== Problem description ==
Write out all of the entries exactly as given.

==================================================

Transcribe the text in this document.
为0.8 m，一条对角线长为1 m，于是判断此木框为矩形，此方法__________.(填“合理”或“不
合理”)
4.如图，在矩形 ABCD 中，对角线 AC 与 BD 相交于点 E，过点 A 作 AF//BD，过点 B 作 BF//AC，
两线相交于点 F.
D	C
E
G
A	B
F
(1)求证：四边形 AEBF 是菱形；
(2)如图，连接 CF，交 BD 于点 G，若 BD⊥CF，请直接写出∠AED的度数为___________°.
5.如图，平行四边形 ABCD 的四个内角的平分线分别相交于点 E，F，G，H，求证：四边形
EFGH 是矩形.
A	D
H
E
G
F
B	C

==================================================

== Solution to the exercise ==
Transcribe the text in this document.
为0.8 m，一条对角线长为1 m，于是判断此木框为矩形，此方法__________.(填“合理”或“不
合理”)
4.如图，在矩形 ABCD 中，对角线 AC 与 BD 相交于点 E，过点 A 作 AF//BD，过点 B 作 BF//AC，
两线相交于点 F.
D	C
E
G
A	B
F
(1)求证：四边形 AEBF 是菱形；
(2)如图，连接 CF，交 BD 于点 G，若 BD⊥CF，请直接写出∠AED的度数为___________°.
5.如图，平行四边形 ABCD 的四个内角的平分线分别相交于点 E，F，G，H，求证：四边形
EFGH 是矩形.
A	D
H
E
G
F
B	C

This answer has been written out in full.